> **Challenge**
The listing below is to be output in its exact form.

■ ■ ■

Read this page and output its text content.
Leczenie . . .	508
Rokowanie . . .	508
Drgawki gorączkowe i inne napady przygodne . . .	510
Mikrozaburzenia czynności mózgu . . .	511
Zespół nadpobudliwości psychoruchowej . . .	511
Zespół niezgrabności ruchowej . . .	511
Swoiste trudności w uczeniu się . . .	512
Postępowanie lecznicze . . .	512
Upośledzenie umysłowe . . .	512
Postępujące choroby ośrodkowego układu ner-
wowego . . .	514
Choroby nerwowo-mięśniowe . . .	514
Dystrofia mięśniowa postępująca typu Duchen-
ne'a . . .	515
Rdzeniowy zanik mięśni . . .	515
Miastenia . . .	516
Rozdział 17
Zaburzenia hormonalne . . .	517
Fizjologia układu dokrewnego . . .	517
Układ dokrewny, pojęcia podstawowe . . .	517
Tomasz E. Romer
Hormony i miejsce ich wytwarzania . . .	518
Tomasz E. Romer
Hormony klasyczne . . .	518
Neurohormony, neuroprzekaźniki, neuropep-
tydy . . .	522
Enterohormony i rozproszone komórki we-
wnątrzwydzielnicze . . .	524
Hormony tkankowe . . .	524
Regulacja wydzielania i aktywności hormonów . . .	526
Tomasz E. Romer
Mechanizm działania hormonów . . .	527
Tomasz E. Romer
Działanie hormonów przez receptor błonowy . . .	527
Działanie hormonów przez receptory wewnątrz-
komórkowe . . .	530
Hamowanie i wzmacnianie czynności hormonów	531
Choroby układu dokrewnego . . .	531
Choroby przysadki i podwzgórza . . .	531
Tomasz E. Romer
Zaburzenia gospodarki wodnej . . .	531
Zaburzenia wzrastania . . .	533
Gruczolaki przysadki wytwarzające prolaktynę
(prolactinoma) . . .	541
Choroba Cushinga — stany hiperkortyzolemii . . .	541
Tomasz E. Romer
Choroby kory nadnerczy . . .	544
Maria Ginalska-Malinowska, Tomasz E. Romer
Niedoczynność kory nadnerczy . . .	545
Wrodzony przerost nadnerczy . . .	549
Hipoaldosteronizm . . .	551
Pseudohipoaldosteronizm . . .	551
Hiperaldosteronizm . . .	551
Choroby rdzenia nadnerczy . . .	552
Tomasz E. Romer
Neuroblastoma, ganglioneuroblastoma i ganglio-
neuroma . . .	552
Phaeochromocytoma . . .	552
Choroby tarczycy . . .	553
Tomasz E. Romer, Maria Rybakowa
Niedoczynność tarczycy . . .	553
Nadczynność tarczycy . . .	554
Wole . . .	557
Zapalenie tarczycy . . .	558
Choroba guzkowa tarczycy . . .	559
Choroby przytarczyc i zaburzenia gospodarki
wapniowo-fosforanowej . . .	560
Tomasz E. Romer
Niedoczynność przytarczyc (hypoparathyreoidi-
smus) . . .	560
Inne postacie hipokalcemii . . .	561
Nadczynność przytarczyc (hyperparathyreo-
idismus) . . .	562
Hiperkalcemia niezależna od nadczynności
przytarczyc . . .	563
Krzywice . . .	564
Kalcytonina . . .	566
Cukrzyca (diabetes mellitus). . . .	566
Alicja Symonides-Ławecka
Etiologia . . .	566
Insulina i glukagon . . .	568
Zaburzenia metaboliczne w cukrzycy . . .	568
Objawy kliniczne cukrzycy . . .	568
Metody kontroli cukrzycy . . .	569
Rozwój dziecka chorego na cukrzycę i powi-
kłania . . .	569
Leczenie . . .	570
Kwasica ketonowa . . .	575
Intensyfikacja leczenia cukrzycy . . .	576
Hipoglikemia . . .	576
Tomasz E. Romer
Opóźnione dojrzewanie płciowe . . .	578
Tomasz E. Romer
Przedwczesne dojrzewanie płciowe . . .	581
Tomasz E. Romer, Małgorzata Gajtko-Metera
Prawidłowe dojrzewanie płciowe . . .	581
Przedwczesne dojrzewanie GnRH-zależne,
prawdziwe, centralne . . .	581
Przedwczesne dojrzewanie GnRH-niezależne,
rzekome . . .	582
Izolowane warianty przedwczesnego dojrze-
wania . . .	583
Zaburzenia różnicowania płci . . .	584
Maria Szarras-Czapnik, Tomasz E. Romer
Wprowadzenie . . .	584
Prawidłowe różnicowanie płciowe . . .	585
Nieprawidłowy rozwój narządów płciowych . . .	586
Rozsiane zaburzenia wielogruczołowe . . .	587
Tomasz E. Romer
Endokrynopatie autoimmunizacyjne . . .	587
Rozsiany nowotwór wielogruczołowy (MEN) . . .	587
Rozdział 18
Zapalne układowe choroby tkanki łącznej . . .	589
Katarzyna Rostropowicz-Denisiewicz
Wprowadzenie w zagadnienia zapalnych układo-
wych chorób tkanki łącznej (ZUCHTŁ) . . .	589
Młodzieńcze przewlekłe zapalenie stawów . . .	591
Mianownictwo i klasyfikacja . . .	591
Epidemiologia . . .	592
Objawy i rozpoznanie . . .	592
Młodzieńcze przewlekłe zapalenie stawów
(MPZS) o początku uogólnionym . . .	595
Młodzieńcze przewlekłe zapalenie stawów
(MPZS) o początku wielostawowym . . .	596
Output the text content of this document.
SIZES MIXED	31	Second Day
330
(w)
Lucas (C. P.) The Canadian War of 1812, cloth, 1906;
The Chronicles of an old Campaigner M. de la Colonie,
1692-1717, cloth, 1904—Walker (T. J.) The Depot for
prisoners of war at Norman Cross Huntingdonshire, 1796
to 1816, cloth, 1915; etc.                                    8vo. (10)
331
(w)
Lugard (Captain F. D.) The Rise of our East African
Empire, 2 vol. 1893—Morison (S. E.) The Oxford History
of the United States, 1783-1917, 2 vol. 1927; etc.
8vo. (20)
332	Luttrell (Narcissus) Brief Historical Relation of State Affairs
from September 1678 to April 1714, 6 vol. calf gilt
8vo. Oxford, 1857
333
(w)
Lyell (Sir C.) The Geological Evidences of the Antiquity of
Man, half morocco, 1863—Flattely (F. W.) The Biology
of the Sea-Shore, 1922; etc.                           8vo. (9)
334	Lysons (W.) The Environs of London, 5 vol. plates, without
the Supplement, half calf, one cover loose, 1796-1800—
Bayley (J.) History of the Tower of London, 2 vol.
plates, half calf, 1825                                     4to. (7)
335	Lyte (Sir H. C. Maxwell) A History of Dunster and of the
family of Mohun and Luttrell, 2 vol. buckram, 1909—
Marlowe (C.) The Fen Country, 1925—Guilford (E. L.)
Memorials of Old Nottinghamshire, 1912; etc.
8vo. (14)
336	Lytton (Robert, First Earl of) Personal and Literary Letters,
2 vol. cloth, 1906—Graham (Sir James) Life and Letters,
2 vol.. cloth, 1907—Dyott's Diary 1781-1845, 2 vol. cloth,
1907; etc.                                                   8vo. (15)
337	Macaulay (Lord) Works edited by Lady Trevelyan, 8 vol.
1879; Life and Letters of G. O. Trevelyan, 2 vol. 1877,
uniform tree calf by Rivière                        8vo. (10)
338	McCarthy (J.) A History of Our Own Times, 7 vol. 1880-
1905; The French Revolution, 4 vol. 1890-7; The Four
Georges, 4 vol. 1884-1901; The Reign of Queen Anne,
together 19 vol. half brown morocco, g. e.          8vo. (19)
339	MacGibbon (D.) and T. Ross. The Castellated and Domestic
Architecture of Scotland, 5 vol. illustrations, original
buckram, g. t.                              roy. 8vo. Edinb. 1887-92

■ ■ ■

> **Solution for this problem**
Read this page and output its text content.
Leczenie . . .	508
Rokowanie . . .	508
Drgawki gorączkowe i inne napady przygodne . . .	510
Mikrozaburzenia czynności mózgu . . .	511
Zespół nadpobudliwości psychoruchowej . . .	511
Zespół niezgrabności ruchowej . . .	511
Swoiste trudności w uczeniu się . . .	512
Postępowanie lecznicze . . .	512
Upośledzenie umysłowe . . .	512
Postępujące choroby ośrodkowego układu ner-
wowego . . .	514
Choroby nerwowo-mięśniowe . . .	514
Dystrofia mięśniowa postępująca typu Duchen-
ne'a . . .	515
Rdzeniowy zanik mięśni . . .	515
Miastenia . . .	516
Rozdział 17
Zaburzenia hormonalne . . .	517
Fizjologia układu dokrewnego . . .	517
Układ dokrewny, pojęcia podstawowe . . .	517
Tomasz E. Romer
Hormony i miejsce ich wytwarzania . . .	518
Tomasz E. Romer
Hormony klasyczne . . .	518
Neurohormony, neuroprzekaźniki, neuropep-
tydy . . .	522
Enterohormony i rozproszone komórki we-
wnątrzwydzielnicze . . .	524
Hormony tkankowe . . .	524
Regulacja wydzielania i aktywności hormonów . . .	526
Tomasz E. Romer
Mechanizm działania hormonów . . .	527
Tomasz E. Romer
Działanie hormonów przez receptor błonowy . . .	527
Działanie hormonów przez receptory wewnątrz-
komórkowe . . .	530
Hamowanie i wzmacnianie czynności hormonów	531
Choroby układu dokrewnego . . .	531
Choroby przysadki i podwzgórza . . .	531
Tomasz E. Romer
Zaburzenia gospodarki wodnej . . .	531
Zaburzenia wzrastania . . .	533
Gruczolaki przysadki wytwarzające prolaktynę
(prolactinoma) . . .	541
Choroba Cushinga — stany hiperkortyzolemii . . .	541
Tomasz E. Romer
Choroby kory nadnerczy . . .	544
Maria Ginalska-Malinowska, Tomasz E. Romer
Niedoczynność kory nadnerczy . . .	545
Wrodzony przerost nadnerczy . . .	549
Hipoaldosteronizm . . .	551
Pseudohipoaldosteronizm . . .	551
Hiperaldosteronizm . . .	551
Choroby rdzenia nadnerczy . . .	552
Tomasz E. Romer
Neuroblastoma, ganglioneuroblastoma i ganglio-
neuroma . . .	552
Phaeochromocytoma . . .	552
Choroby tarczycy . . .	553
Tomasz E. Romer, Maria Rybakowa
Niedoczynność tarczycy . . .	553
Nadczynność tarczycy . . .	554
Wole . . .	557
Zapalenie tarczycy . . .	558
Choroba guzkowa tarczycy . . .	559
Choroby przytarczyc i zaburzenia gospodarki
wapniowo-fosforanowej . . .	560
Tomasz E. Romer
Niedoczynność przytarczyc (hypoparathyreoidi-
smus) . . .	560
Inne postacie hipokalcemii . . .	561
Nadczynność przytarczyc (hyperparathyreo-
idismus) . . .	562
Hiperkalcemia niezależna od nadczynności
przytarczyc . . .	563
Krzywice . . .	564
Kalcytonina . . .	566
Cukrzyca (diabetes mellitus). . . .	566
Alicja Symonides-Ławecka
Etiologia . . .	566
Insulina i glukagon . . .	568
Zaburzenia metaboliczne w cukrzycy . . .	568
Objawy kliniczne cukrzycy . . .	568
Metody kontroli cukrzycy . . .	569
Rozwój dziecka chorego na cukrzycę i powi-
kłania . . .	569
Leczenie . . .	570
Kwasica ketonowa . . .	575
Intensyfikacja leczenia cukrzycy . . .	576
Hipoglikemia . . .	576
Tomasz E. Romer
Opóźnione dojrzewanie płciowe . . .	578
Tomasz E. Romer
Przedwczesne dojrzewanie płciowe . . .	581
Tomasz E. Romer, Małgorzata Gajtko-Metera
Prawidłowe dojrzewanie płciowe . . .	581
Przedwczesne dojrzewanie GnRH-zależne,
prawdziwe, centralne . . .	581
Przedwczesne dojrzewanie GnRH-niezależne,
rzekome . . .	582
Izolowane warianty przedwczesnego dojrze-
wania . . .	583
Zaburzenia różnicowania płci . . .	584
Maria Szarras-Czapnik, Tomasz E. Romer
Wprowadzenie . . .	584
Prawidłowe różnicowanie płciowe . . .	585
Nieprawidłowy rozwój narządów płciowych . . .	586
Rozsiane zaburzenia wielogruczołowe . . .	587
Tomasz E. Romer
Endokrynopatie autoimmunizacyjne . . .	587
Rozsiany nowotwór wielogruczołowy (MEN) . . .	587
Rozdział 18
Zapalne układowe choroby tkanki łącznej . . .	589
Katarzyna Rostropowicz-Denisiewicz
Wprowadzenie w zagadnienia zapalnych układo-
wych chorób tkanki łącznej (ZUCHTŁ) . . .	589
Młodzieńcze przewlekłe zapalenie stawów . . .	591
Mianownictwo i klasyfikacja . . .	591
Epidemiologia . . .	592
Objawy i rozpoznanie . . .	592
Młodzieńcze przewlekłe zapalenie stawów
(MPZS) o początku uogólnionym . . .	595
Młodzieńcze przewlekłe zapalenie stawów
(MPZS) o początku wielostawowym . . .	596
Output the text content of this document.
SIZES MIXED	31	Second Day
330
(w)
Lucas (C. P.) The Canadian War of 1812, cloth, 1906;
The Chronicles of an old Campaigner M. de la Colonie,
1692-1717, cloth, 1904—Walker (T. J.) The Depot for
prisoners of war at Norman Cross Huntingdonshire, 1796
to 1816, cloth, 1915; etc.                                    8vo. (10)
331
(w)
Lugard (Captain F. D.) The Rise of our East African
Empire, 2 vol. 1893—Morison (S. E.) The Oxford History
of the United States, 1783-1917, 2 vol. 1927; etc.
8vo. (20)
332	Luttrell (Narcissus) Brief Historical Relation of State Affairs
from September 1678 to April 1714, 6 vol. calf gilt
8vo. Oxford, 1857
333
(w)
Lyell (Sir C.) The Geological Evidences of the Antiquity of
Man, half morocco, 1863—Flattely (F. W.) The Biology
of the Sea-Shore, 1922; etc.                           8vo. (9)
334	Lysons (W.) The Environs of London, 5 vol. plates, without
the Supplement, half calf, one cover loose, 1796-1800—
Bayley (J.) History of the Tower of London, 2 vol.
plates, half calf, 1825                                     4to. (7)
335	Lyte (Sir H. C. Maxwell) A History of Dunster and of the
family of Mohun and Luttrell, 2 vol. buckram, 1909—
Marlowe (C.) The Fen Country, 1925—Guilford (E. L.)
Memorials of Old Nottinghamshire, 1912; etc.
8vo. (14)
336	Lytton (Robert, First Earl of) Personal and Literary Letters,
2 vol. cloth, 1906—Graham (Sir James) Life and Letters,
2 vol.. cloth, 1907—Dyott's Diary 1781-1845, 2 vol. cloth,
1907; etc.                                                   8vo. (15)
337	Macaulay (Lord) Works edited by Lady Trevelyan, 8 vol.
1879; Life and Letters of G. O. Trevelyan, 2 vol. 1877,
uniform tree calf by Rivière                        8vo. (10)
338	McCarthy (J.) A History of Our Own Times, 7 vol. 1880-
1905; The French Revolution, 4 vol. 1890-7; The Four
Georges, 4 vol. 1884-1901; The Reign of Queen Anne,
together 19 vol. half brown morocco, g. e.          8vo. (19)
339	MacGibbon (D.) and T. Ross. The Castellated and Domestic
Architecture of Scotland, 5 vol. illustrations, original
buckram, g. t.                              roy. 8vo. Edinb. 1887-92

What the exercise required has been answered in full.